_Stored records_:
⁂
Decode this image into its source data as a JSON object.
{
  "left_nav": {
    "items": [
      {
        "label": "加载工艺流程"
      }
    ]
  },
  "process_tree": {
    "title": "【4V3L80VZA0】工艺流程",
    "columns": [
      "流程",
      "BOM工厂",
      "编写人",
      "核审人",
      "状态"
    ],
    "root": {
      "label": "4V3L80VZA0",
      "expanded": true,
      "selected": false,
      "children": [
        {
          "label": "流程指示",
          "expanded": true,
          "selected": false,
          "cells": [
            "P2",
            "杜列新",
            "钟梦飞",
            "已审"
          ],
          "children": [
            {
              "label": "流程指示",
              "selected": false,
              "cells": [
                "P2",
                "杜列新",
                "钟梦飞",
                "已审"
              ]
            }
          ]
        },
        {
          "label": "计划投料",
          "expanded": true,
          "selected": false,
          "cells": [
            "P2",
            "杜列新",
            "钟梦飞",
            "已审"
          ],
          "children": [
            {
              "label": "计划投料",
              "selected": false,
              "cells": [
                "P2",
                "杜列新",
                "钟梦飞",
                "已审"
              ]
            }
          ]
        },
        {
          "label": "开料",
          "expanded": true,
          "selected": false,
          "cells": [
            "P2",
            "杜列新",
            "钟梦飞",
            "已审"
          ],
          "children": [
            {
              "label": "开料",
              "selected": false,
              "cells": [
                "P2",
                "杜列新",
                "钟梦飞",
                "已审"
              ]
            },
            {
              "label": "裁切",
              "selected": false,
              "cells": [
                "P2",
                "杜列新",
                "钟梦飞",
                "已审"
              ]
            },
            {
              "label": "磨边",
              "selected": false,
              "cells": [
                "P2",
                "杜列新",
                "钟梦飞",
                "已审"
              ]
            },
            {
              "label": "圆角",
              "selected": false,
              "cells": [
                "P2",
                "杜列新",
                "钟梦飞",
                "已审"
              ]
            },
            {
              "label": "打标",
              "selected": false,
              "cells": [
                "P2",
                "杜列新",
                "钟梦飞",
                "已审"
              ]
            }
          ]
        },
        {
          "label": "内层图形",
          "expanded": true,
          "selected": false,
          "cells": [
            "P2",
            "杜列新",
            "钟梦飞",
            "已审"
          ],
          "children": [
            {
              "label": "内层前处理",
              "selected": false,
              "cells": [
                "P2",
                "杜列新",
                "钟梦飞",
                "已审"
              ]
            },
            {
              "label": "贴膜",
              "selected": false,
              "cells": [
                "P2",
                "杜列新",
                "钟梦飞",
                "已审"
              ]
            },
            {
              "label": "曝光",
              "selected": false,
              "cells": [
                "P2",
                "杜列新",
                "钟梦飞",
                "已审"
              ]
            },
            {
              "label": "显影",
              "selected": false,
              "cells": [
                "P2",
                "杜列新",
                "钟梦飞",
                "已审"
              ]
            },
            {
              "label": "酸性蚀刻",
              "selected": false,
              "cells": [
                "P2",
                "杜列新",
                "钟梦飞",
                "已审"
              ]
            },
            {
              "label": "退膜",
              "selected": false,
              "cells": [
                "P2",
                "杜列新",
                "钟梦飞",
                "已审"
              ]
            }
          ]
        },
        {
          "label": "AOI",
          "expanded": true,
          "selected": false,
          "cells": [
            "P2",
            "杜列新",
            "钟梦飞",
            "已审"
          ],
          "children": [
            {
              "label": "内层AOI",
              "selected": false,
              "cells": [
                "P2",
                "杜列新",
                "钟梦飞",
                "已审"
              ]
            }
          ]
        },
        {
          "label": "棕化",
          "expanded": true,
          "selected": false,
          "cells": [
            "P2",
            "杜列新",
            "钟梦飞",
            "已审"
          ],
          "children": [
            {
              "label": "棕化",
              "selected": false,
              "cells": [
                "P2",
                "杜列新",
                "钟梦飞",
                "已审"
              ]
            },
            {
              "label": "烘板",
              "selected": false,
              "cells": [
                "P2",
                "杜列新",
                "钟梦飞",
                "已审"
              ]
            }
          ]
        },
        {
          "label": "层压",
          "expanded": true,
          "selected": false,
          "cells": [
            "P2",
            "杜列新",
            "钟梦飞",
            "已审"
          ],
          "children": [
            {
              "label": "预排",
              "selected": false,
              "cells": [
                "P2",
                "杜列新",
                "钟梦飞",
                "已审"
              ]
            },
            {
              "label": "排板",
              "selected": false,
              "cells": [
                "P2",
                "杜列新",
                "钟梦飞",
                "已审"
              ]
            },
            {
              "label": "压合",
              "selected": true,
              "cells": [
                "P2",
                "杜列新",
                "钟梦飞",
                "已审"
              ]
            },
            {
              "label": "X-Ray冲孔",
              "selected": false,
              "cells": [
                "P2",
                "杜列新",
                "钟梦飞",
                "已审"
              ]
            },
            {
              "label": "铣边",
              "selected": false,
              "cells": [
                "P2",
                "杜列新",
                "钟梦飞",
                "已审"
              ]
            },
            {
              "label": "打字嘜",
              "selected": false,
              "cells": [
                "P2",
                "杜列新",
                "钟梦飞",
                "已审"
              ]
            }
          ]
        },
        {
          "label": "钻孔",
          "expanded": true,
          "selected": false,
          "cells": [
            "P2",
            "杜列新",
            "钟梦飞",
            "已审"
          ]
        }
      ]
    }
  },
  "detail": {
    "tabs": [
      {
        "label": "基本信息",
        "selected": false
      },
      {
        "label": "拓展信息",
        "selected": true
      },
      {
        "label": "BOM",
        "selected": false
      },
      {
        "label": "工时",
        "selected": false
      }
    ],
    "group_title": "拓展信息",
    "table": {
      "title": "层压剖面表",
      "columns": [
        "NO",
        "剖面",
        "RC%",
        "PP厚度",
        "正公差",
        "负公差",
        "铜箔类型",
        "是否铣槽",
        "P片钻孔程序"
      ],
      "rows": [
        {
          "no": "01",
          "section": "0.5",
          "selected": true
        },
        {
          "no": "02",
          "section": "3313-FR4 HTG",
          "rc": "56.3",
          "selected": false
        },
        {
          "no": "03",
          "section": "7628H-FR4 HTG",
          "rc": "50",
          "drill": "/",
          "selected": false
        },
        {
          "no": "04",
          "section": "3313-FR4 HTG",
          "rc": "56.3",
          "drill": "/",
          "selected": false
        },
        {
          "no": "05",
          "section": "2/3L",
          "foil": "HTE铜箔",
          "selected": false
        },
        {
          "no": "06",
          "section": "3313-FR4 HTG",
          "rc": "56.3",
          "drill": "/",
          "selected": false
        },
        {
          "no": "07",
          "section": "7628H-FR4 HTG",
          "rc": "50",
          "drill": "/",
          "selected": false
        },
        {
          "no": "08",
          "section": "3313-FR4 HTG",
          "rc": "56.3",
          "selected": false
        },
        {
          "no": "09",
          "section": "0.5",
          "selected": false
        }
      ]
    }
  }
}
⁂
_Your task_: Restate the data above word for word.

_Answer in full_:
Decode this image into its source data as a JSON object.
{
  "left_nav": {
    "items": [
      {
        "label": "加载工艺流程"
      }
    ]
  },
  "process_tree": {
    "title": "【4V3L80VZA0】工艺流程",
    "columns": [
      "流程",
      "BOM工厂",
      "编写人",
      "核审人",
      "状态"
    ],
    "root": {
      "label": "4V3L80VZA0",
      "expanded": true,
      "selected": false,
      "children": [
        {
          "label": "流程指示",
          "expanded": true,
          "selected": false,
          "cells": [
            "P2",
            "杜列新",
            "钟梦飞",
            "已审"
          ],
          "children": [
            {
              "label": "流程指示",
              "selected": false,
              "cells": [
                "P2",
                "杜列新",
                "钟梦飞",
                "已审"
              ]
            }
          ]
        },
        {
          "label": "计划投料",
          "expanded": true,
          "selected": false,
          "cells": [
            "P2",
            "杜列新",
            "钟梦飞",
            "已审"
          ],
          "children": [
            {
              "label": "计划投料",
              "selected": false,
              "cells": [
                "P2",
                "杜列新",
                "钟梦飞",
                "已审"
              ]
            }
          ]
        },
        {
          "label": "开料",
          "expanded": true,
          "selected": false,
          "cells": [
            "P2",
            "杜列新",
            "钟梦飞",
            "已审"
          ],
          "children": [
            {
              "label": "开料",
              "selected": false,
              "cells": [
                "P2",
                "杜列新",
                "钟梦飞",
                "已审"
              ]
            },
            {
              "label": "裁切",
              "selected": false,
              "cells": [
                "P2",
                "杜列新",
                "钟梦飞",
                "已审"
              ]
            },
            {
              "label": "磨边",
              "selected": false,
              "cells": [
                "P2",
                "杜列新",
                "钟梦飞",
                "已审"
              ]
            },
            {
              "label": "圆角",
              "selected": false,
              "cells": [
                "P2",
                "杜列新",
                "钟梦飞",
                "已审"
              ]
            },
            {
              "label": "打标",
              "selected": false,
              "cells": [
                "P2",
                "杜列新",
                "钟梦飞",
                "已审"
              ]
            }
          ]
        },
        {
          "label": "内层图形",
          "expanded": true,
          "selected": false,
          "cells": [
            "P2",
            "杜列新",
            "钟梦飞",
            "已审"
          ],
          "children": [
            {
              "label": "内层前处理",
              "selected": false,
              "cells": [
                "P2",
                "杜列新",
                "钟梦飞",
                "已审"
              ]
            },
            {
              "label": "贴膜",
              "selected": false,
              "cells": [
                "P2",
                "杜列新",
                "钟梦飞",
                "已审"
              ]
            },
            {
              "label": "曝光",
              "selected": false,
              "cells": [
                "P2",
                "杜列新",
                "钟梦飞",
                "已审"
              ]
            },
            {
              "label": "显影",
              "selected": false,
              "cells": [
                "P2",
                "杜列新",
                "钟梦飞",
                "已审"
              ]
            },
            {
              "label": "酸性蚀刻",
              "selected": false,
              "cells": [
                "P2",
                "杜列新",
                "钟梦飞",
                "已审"
              ]
            },
            {
              "label": "退膜",
              "selected": false,
              "cells": [
                "P2",
                "杜列新",
                "钟梦飞",
                "已审"
              ]
            }
          ]
        },
        {
          "label": "AOI",
          "expanded": true,
          "selected": false,
          "cells": [
            "P2",
            "杜列新",
            "钟梦飞",
            "已审"
          ],
          "children": [
            {
              "label": "内层AOI",
              "selected": false,
              "cells": [
                "P2",
                "杜列新",
                "钟梦飞",
                "已审"
              ]
            }
          ]
        },
        {
          "label": "棕化",
          "expanded": true,
          "selected": false,
          "cells": [
            "P2",
            "杜列新",
            "钟梦飞",
            "已审"
          ],
          "children": [
            {
              "label": "棕化",
              "selected": false,
              "cells": [
                "P2",
                "杜列新",
                "钟梦飞",
                "已审"
              ]
            },
            {
              "label": "烘板",
              "selected": false,
              "cells": [
                "P2",
                "杜列新",
                "钟梦飞",
                "已审"
              ]
            }
          ]
        },
        {
          "label": "层压",
          "expanded": true,
          "selected": false,
          "cells": [
            "P2",
            "杜列新",
            "钟梦飞",
            "已审"
          ],
          "children": [
            {
              "label": "预排",
              "selected": false,
              "cells": [
                "P2",
                "杜列新",
                "钟梦飞",
                "已审"
              ]
            },
            {
              "label": "排板",
              "selected": false,
              "cells": [
                "P2",
                "杜列新",
                "钟梦飞",
                "已审"
              ]
            },
            {
              "label": "压合",
              "selected": true,
              "cells": [
                "P2",
                "杜列新",
                "钟梦飞",
                "已审"
              ]
            },
            {
              "label": "X-Ray冲孔",
              "selected": false,
              "cells": [
                "P2",
                "杜列新",
                "钟梦飞",
                "已审"
              ]
            },
            {
              "label": "铣边",
              "selected": false,
              "cells": [
                "P2",
                "杜列新",
                "钟梦飞",
                "已审"
              ]
            },
            {
              "label": "打字嘜",
              "selected": false,
              "cells": [
                "P2",
                "杜列新",
                "钟梦飞",
                "已审"
              ]
            }
          ]
        },
        {
          "label": "钻孔",
          "expanded": true,
          "selected": false,
          "cells": [
            "P2",
            "杜列新",
            "钟梦飞",
            "已审"
          ]
        }
      ]
    }
  },
  "detail": {
    "tabs": [
      {
        "label": "基本信息",
        "selected": false
      },
      {
        "label": "拓展信息",
        "selected": true
      },
      {
        "label": "BOM",
        "selected": false
      },
      {
        "label": "工时",
        "selected": false
      }
    ],
    "group_title": "拓展信息",
    "table": {
      "title": "层压剖面表",
      "columns": [
        "NO",
        "剖面",
        "RC%",
        "PP厚度",
        "正公差",
        "负公差",
        "铜箔类型",
        "是否铣槽",
        "P片钻孔程序"
      ],
      "rows": [
        {
          "no": "01",
          "section": "0.5",
          "selected": true
        },
        {
          "no": "02",
          "section": "3313-FR4 HTG",
          "rc": "56.3",
          "selected": false
        },
        {
          "no": "03",
          "section": "7628H-FR4 HTG",
          "rc": "50",
          "drill": "/",
          "selected": false
        },
        {
          "no": "04",
          "section": "3313-FR4 HTG",
          "rc": "56.3",
          "drill": "/",
          "selected": false
        },
        {
          "no": "05",
          "section": "2/3L",
          "foil": "HTE铜箔",
          "selected": false
        },
        {
          "no": "06",
          "section": "3313-FR4 HTG",
          "rc": "56.3",
          "drill": "/",
          "selected": false
        },
        {
          "no": "07",
          "section": "7628H-FR4 HTG",
          "rc": "50",
          "drill": "/",
          "selected": false
        },
        {
          "no": "08",
          "section": "3313-FR4 HTG",
          "rc": "56.3",
          "selected": false
        },
        {
          "no": "09",
          "section": "0.5",
          "selected": false
        }
      ]
    }
  }
}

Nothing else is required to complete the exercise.